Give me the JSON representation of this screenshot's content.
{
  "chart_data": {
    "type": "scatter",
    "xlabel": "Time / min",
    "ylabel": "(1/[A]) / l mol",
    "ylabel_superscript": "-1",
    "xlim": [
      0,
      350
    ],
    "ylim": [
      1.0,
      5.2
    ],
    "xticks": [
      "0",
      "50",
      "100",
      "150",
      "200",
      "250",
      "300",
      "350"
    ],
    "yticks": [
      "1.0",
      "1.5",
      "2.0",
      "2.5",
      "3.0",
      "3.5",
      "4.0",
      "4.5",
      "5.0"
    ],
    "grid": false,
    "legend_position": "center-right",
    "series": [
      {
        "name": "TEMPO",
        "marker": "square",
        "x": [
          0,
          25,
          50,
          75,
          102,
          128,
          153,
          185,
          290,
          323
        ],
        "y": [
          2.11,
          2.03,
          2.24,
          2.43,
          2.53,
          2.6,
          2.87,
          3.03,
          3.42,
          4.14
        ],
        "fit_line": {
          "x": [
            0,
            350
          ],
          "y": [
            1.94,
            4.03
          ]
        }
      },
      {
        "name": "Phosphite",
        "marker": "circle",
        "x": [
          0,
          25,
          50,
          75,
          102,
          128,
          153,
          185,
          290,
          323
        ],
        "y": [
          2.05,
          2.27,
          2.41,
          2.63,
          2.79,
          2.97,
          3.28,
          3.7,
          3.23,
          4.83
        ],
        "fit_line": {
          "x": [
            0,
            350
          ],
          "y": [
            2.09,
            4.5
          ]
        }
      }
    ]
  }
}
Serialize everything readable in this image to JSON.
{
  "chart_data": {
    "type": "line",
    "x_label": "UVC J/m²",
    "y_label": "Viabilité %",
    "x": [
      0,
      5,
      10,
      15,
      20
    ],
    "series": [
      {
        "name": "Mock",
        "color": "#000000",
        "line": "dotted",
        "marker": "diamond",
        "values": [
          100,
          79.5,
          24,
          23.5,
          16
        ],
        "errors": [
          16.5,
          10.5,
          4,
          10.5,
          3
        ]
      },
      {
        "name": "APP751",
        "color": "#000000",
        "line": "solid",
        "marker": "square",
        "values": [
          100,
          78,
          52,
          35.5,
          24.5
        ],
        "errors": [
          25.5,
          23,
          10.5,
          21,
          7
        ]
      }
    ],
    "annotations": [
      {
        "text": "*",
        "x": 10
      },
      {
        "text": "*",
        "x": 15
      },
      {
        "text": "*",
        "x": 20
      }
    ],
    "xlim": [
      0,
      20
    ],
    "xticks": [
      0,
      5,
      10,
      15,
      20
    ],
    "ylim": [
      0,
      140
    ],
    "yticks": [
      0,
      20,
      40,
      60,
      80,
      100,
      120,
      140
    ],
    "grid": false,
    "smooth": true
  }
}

TASK DIRECTIONS
The records above should all be quoted exactly, please.

SOLUTION TO THIS EXERCISE
Give me the JSON representation of this screenshot's content.
{
  "chart_data": {
    "type": "scatter",
    "xlabel": "Time / min",
    "ylabel": "(1/[A]) / l mol",
    "ylabel_superscript": "-1",
    "xlim": [
      0,
      350
    ],
    "ylim": [
      1.0,
      5.2
    ],
    "xticks": [
      "0",
      "50",
      "100",
      "150",
      "200",
      "250",
      "300",
      "350"
    ],
    "yticks": [
      "1.0",
      "1.5",
      "2.0",
      "2.5",
      "3.0",
      "3.5",
      "4.0",
      "4.5",
      "5.0"
    ],
    "grid": false,
    "legend_position": "center-right",
    "series": [
      {
        "name": "TEMPO",
        "marker": "square",
        "x": [
          0,
          25,
          50,
          75,
          102,
          128,
          153,
          185,
          290,
          323
        ],
        "y": [
          2.11,
          2.03,
          2.24,
          2.43,
          2.53,
          2.6,
          2.87,
          3.03,
          3.42,
          4.14
        ],
        "fit_line": {
          "x": [
            0,
            350
          ],
          "y": [
            1.94,
            4.03
          ]
        }
      },
      {
        "name": "Phosphite",
        "marker": "circle",
        "x": [
          0,
          25,
          50,
          75,
          102,
          128,
          153,
          185,
          290,
          323
        ],
        "y": [
          2.05,
          2.27,
          2.41,
          2.63,
          2.79,
          2.97,
          3.28,
          3.7,
          3.23,
          4.83
        ],
        "fit_line": {
          "x": [
            0,
            350
          ],
          "y": [
            2.09,
            4.5
          ]
        }
      }
    ]
  }
}
Serialize everything readable in this image to JSON.
{
  "chart_data": {
    "type": "line",
    "x_label": "UVC J/m²",
    "y_label": "Viabilité %",
    "x": [
      0,
      5,
      10,
      15,
      20
    ],
    "series": [
      {
        "name": "Mock",
        "color": "#000000",
        "line": "dotted",
        "marker": "diamond",
        "values": [
          100,
          79.5,
          24,
          23.5,
          16
        ],
        "errors": [
          16.5,
          10.5,
          4,
          10.5,
          3
        ]
      },
      {
        "name": "APP751",
        "color": "#000000",
        "line": "solid",
        "marker": "square",
        "values": [
          100,
          78,
          52,
          35.5,
          24.5
        ],
        "errors": [
          25.5,
          23,
          10.5,
          21,
          7
        ]
      }
    ],
    "annotations": [
      {
        "text": "*",
        "x": 10
      },
      {
        "text": "*",
        "x": 15
      },
      {
        "text": "*",
        "x": 20
      }
    ],
    "xlim": [
      0,
      20
    ],
    "xticks": [
      0,
      5,
      10,
      15,
      20
    ],
    "ylim": [
      0,
      140
    ],
    "yticks": [
      0,
      20,
      40,
      60,
      80,
      100,
      120,
      140
    ],
    "grid": false,
    "smooth": true
  }
}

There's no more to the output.